| WHAT YOU WILL DO |
Note each line that includes the word "product". Copy those lines.

───

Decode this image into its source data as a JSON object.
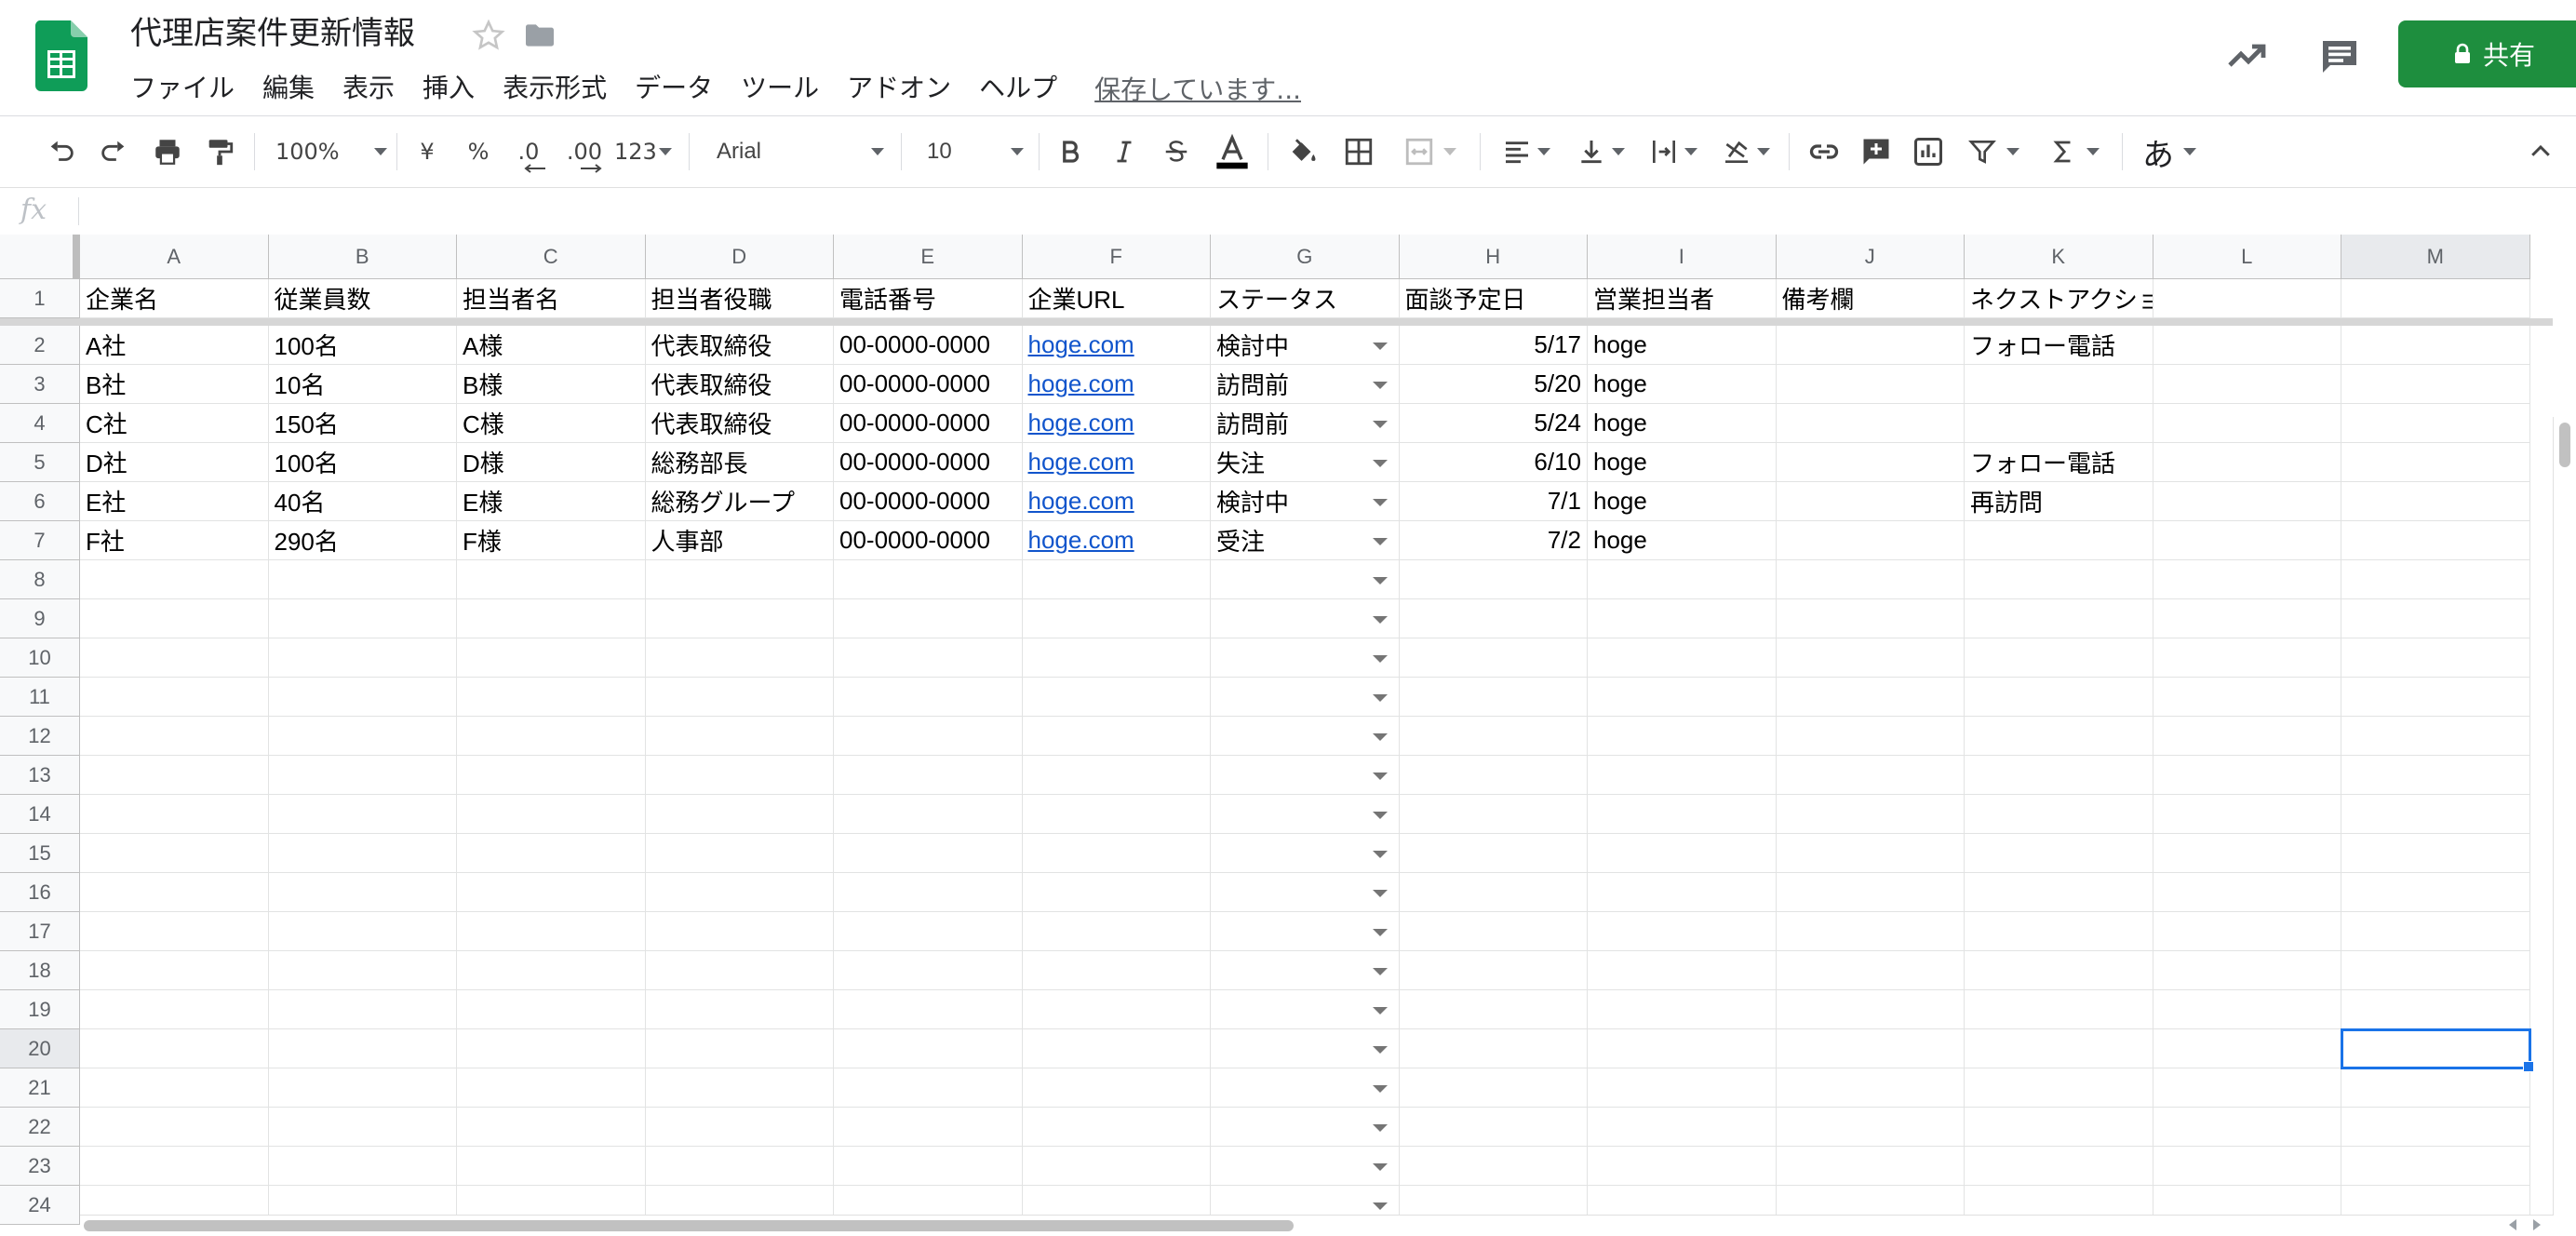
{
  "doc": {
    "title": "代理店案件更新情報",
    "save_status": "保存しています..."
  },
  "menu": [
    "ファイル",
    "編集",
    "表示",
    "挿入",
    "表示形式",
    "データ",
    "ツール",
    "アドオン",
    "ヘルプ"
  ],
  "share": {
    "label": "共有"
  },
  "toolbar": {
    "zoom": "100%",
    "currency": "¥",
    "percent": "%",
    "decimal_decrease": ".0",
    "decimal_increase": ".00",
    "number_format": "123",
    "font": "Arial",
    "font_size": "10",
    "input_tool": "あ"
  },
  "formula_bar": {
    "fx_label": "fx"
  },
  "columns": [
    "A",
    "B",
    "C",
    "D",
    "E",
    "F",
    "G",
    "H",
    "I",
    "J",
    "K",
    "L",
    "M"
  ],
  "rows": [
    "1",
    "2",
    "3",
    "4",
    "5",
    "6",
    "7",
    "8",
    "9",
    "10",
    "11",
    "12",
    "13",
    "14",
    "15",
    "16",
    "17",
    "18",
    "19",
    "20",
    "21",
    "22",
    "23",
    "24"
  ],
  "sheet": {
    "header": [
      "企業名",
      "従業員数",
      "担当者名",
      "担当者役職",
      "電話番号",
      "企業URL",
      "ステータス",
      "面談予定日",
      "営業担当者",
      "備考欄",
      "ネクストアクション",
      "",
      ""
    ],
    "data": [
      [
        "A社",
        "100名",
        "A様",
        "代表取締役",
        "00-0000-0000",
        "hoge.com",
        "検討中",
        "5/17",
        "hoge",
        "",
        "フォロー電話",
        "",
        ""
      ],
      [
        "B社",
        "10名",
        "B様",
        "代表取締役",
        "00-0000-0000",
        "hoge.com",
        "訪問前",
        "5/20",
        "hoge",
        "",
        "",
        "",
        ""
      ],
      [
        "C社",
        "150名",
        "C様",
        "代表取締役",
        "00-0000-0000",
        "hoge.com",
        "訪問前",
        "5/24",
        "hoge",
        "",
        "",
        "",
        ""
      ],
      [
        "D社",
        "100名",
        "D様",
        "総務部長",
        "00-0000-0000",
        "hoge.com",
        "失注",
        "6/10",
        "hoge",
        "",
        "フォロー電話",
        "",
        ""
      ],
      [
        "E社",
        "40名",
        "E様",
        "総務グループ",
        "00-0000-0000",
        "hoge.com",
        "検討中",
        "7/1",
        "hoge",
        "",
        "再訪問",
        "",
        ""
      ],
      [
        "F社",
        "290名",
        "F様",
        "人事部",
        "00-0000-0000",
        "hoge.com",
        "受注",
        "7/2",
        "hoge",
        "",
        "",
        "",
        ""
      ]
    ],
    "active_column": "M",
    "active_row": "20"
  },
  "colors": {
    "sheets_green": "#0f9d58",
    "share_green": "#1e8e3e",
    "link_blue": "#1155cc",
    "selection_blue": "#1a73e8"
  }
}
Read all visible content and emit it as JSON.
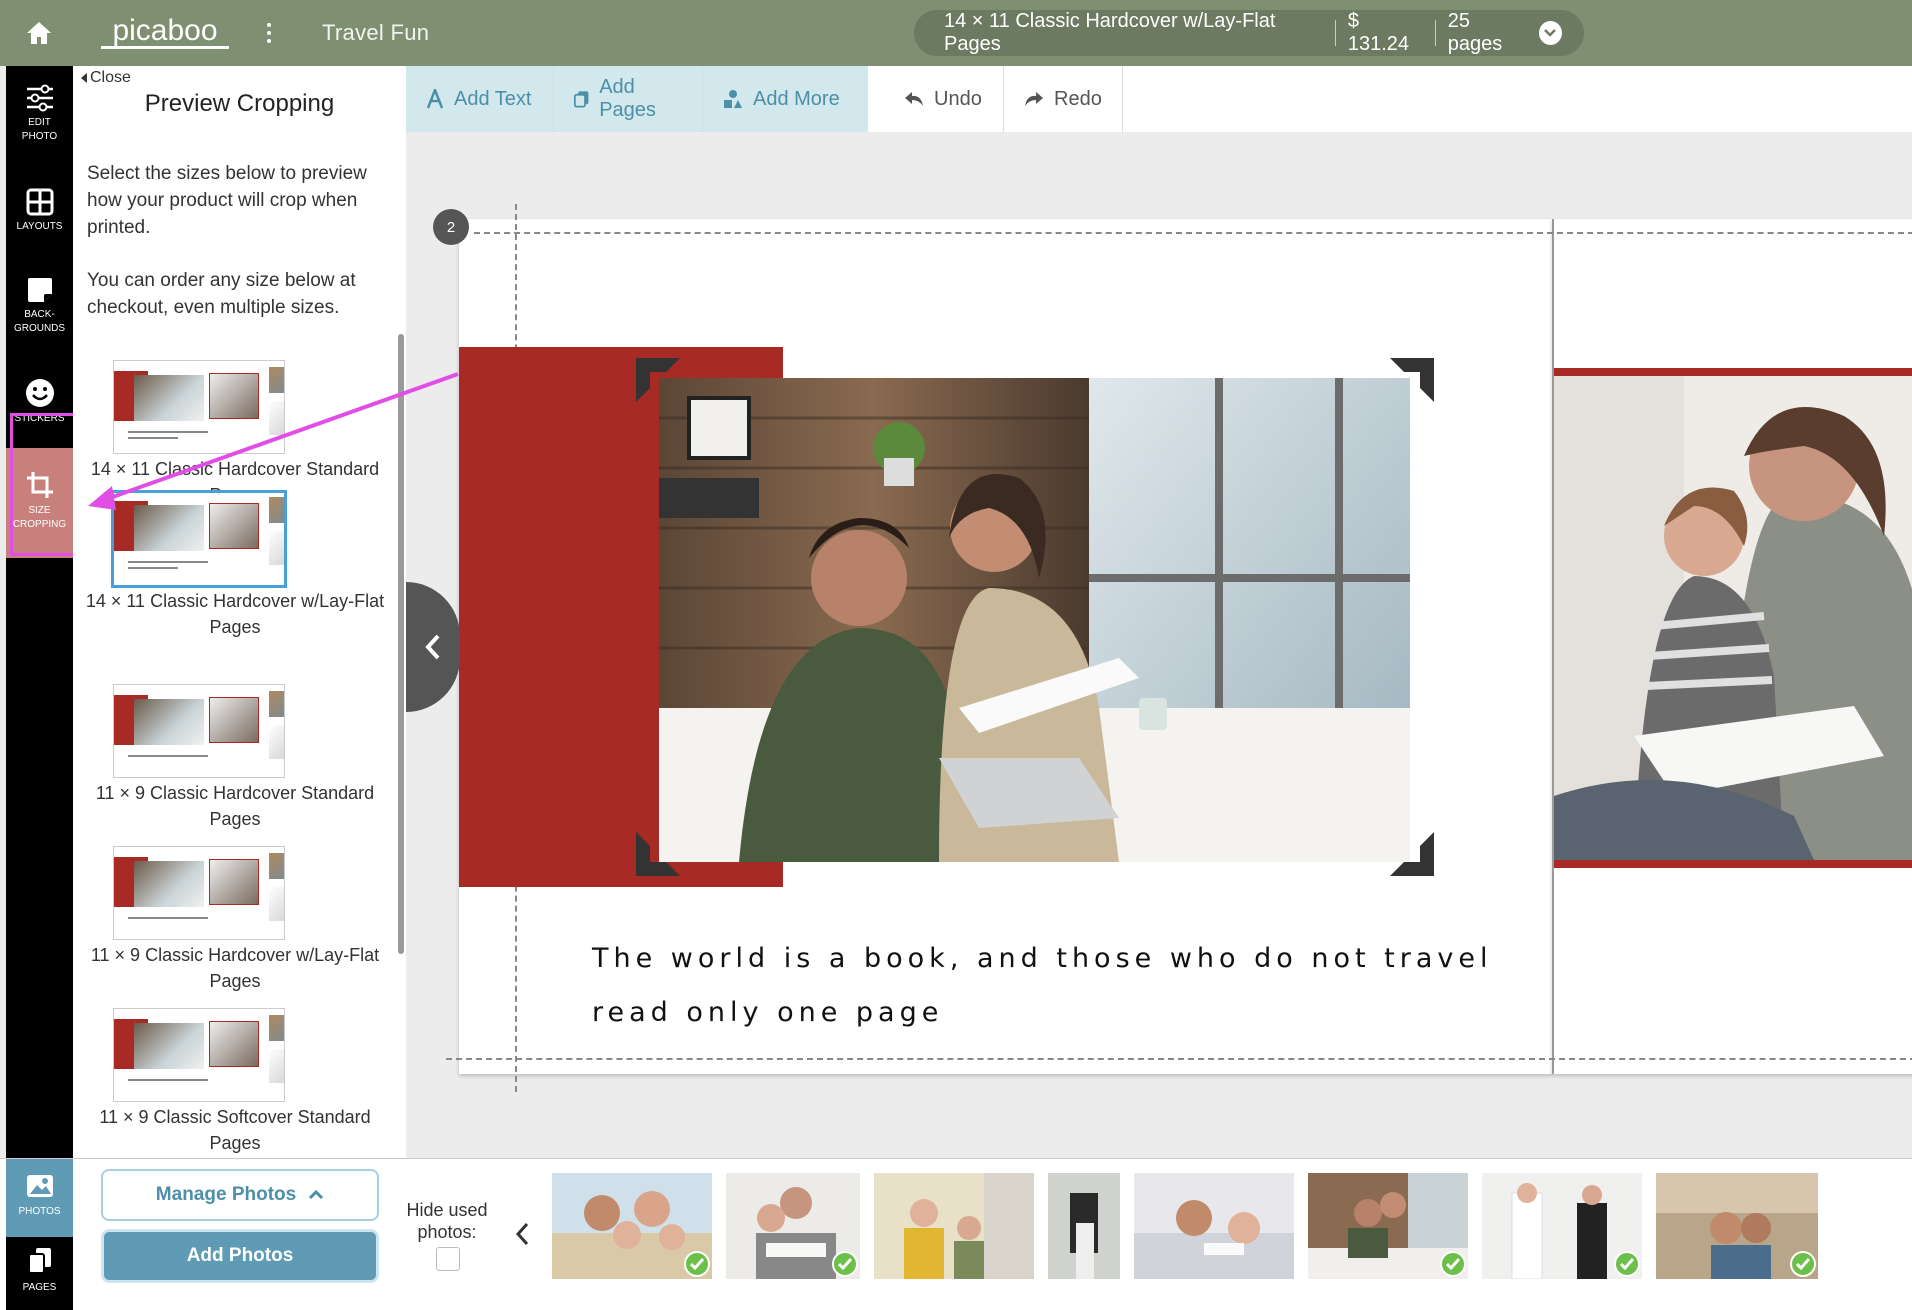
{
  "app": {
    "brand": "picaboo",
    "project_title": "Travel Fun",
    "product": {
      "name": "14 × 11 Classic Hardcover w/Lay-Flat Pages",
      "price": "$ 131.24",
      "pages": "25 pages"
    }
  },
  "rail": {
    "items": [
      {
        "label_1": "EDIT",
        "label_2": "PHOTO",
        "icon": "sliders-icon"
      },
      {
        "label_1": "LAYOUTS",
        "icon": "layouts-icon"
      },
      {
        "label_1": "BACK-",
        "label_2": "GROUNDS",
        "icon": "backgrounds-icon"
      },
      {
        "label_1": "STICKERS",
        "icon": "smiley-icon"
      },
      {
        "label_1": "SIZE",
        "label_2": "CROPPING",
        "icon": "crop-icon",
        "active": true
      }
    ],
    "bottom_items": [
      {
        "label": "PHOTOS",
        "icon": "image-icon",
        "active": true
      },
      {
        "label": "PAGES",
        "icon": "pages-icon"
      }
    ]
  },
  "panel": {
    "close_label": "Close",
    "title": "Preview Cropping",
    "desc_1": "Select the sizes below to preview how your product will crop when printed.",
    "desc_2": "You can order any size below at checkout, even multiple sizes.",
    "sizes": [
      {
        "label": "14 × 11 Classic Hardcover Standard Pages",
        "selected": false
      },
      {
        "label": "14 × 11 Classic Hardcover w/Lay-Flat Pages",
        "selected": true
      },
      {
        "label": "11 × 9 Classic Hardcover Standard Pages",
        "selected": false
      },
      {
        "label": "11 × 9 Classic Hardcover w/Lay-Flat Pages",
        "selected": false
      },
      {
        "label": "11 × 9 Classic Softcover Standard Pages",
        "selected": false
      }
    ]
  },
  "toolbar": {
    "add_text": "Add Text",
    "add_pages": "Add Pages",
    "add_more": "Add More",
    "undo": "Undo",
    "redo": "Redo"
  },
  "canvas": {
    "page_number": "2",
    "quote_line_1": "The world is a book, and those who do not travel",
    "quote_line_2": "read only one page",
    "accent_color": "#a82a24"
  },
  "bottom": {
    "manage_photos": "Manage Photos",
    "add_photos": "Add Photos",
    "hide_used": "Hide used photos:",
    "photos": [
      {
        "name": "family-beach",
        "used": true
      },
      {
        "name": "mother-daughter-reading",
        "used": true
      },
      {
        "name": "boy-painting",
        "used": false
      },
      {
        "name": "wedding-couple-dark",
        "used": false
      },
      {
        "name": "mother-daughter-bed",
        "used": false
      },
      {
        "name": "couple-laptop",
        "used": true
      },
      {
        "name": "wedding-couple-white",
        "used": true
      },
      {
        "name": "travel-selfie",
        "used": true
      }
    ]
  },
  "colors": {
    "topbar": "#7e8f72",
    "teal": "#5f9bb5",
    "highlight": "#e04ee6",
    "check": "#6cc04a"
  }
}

───

| CORRECT OUTPUT |
    "product": {
    "desc_1": "Select the sizes below to preview how your product will crop when printed.",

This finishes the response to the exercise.